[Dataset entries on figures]
=-=-=
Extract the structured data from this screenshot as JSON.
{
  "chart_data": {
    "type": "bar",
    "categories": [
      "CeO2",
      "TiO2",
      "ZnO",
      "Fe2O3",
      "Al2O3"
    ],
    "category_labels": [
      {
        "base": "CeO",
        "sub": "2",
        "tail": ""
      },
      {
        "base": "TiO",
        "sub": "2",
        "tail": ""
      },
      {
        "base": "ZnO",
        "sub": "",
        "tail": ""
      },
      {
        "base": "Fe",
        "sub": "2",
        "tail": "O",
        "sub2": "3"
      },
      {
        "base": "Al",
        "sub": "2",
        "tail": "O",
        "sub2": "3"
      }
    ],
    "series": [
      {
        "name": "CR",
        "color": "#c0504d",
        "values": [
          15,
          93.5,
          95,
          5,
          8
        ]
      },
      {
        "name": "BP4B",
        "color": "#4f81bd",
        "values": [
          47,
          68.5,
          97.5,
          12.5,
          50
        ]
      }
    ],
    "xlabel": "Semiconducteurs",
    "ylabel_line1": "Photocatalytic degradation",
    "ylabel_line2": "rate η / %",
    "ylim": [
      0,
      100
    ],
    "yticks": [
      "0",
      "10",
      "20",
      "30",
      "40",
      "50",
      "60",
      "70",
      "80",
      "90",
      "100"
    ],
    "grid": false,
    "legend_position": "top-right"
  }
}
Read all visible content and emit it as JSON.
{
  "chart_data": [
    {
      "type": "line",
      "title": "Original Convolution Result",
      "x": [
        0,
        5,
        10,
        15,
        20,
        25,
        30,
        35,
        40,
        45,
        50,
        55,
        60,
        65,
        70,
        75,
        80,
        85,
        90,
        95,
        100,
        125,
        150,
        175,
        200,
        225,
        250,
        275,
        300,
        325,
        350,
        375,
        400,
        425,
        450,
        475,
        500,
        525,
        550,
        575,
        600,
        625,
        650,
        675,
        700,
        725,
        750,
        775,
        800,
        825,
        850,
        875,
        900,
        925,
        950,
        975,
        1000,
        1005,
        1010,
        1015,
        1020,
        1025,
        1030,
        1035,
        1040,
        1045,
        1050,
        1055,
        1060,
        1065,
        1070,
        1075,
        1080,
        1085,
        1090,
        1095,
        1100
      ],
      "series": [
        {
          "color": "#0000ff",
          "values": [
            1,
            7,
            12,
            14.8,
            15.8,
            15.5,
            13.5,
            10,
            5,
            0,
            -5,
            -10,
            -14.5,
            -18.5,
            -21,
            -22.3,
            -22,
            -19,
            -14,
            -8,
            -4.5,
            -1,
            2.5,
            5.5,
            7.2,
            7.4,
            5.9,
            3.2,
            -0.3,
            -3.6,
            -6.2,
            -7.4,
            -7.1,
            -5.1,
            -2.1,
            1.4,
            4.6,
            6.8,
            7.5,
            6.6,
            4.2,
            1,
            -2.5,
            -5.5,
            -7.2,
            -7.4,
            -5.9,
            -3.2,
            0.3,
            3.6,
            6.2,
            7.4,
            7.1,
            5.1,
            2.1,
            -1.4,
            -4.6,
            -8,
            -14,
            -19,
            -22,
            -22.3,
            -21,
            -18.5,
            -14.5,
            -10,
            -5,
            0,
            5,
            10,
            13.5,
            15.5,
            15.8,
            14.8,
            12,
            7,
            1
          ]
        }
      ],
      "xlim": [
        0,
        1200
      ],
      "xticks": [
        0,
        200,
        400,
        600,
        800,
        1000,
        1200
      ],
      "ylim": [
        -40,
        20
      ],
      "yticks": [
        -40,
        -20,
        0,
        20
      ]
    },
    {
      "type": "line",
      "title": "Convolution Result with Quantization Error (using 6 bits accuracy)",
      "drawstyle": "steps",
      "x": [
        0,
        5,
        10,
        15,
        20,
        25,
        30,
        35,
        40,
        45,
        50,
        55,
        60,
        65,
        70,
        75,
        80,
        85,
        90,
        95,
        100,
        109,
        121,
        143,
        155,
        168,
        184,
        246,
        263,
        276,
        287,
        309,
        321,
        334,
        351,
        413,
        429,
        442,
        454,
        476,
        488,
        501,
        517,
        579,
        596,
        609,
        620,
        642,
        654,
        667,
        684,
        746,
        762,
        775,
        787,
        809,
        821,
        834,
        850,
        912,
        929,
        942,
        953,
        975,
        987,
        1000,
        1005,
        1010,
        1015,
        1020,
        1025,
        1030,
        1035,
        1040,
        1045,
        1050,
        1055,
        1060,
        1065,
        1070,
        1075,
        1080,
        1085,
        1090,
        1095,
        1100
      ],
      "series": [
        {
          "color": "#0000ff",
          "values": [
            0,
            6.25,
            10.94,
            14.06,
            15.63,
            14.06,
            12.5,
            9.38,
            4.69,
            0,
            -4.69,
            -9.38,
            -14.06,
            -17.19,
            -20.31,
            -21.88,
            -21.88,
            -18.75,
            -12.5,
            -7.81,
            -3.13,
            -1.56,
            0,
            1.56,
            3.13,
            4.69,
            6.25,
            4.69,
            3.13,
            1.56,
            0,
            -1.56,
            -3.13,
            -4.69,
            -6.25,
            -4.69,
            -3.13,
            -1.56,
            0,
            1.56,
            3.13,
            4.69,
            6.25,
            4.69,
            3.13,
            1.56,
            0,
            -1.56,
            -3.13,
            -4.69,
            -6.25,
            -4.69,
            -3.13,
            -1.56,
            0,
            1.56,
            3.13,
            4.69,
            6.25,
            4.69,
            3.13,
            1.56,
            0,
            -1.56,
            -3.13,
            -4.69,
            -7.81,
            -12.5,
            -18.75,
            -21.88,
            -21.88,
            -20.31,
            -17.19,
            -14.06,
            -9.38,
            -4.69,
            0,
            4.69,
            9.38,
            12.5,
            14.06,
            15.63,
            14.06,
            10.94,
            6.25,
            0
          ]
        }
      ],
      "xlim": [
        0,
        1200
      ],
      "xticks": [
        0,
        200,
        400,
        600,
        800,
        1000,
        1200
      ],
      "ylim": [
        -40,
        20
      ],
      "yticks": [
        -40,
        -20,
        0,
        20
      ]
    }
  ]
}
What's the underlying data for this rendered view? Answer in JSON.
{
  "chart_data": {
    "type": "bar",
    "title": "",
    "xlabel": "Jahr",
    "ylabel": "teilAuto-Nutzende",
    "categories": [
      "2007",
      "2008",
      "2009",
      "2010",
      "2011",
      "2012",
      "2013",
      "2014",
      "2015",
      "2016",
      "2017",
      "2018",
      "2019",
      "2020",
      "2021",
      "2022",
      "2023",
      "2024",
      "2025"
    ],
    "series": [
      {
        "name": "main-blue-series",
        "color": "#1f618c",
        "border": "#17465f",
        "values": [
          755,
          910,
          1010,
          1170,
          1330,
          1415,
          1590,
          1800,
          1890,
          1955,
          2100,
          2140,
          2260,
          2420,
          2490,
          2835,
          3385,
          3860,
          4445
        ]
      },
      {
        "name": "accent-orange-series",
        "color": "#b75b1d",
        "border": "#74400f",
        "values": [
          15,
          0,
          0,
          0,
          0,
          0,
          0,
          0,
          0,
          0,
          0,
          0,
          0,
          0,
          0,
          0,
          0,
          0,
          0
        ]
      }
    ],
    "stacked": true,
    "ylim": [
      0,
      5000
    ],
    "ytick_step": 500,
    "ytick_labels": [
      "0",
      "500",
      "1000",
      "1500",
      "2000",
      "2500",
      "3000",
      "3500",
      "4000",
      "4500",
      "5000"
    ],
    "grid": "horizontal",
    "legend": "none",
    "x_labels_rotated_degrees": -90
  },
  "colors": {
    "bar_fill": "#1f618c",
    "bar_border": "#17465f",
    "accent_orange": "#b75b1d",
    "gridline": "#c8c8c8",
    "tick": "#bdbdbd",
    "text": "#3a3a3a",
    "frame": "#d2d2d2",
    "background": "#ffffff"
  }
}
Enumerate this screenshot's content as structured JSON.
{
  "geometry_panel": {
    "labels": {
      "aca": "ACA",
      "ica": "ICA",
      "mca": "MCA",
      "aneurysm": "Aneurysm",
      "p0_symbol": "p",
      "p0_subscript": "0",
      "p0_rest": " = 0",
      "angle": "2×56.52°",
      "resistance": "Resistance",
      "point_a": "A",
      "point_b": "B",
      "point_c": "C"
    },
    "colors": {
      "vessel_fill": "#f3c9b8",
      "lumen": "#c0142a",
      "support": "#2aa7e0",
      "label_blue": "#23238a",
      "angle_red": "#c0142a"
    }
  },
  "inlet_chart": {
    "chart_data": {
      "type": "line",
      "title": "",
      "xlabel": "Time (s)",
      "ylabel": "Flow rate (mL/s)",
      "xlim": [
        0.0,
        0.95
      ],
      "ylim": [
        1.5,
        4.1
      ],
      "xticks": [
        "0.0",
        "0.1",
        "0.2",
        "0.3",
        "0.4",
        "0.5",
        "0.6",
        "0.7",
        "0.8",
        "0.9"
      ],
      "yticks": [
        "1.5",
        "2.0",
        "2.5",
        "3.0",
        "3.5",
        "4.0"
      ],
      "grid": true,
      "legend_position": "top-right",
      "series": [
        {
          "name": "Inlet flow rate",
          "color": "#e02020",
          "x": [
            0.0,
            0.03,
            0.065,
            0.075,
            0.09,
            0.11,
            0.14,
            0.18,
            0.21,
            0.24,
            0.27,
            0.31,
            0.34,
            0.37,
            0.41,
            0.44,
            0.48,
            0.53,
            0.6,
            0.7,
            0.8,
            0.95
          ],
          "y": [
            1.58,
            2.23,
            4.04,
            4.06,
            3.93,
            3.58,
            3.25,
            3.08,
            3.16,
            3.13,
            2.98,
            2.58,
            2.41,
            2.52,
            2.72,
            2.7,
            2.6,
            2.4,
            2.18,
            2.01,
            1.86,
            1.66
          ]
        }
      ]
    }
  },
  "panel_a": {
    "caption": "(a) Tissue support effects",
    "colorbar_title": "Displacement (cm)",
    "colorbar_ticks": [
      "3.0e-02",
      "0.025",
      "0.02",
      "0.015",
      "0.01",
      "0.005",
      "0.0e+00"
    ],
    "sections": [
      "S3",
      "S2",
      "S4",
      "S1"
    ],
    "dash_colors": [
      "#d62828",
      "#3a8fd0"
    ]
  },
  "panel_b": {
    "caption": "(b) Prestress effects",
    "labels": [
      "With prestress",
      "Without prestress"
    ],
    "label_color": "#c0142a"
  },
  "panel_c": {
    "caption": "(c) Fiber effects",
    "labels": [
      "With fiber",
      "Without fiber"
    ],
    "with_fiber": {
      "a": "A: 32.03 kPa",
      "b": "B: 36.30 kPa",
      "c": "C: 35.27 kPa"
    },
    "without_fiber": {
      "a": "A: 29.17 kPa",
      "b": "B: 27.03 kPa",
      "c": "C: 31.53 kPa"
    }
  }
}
=-=-=
To be done - Gather each line in the entries above where the string "effects" is found.

Exercise result -
    "caption": "(a) Tissue support effects",
    "caption": "(b) Prestress effects",
    "caption": "(c) Fiber effects",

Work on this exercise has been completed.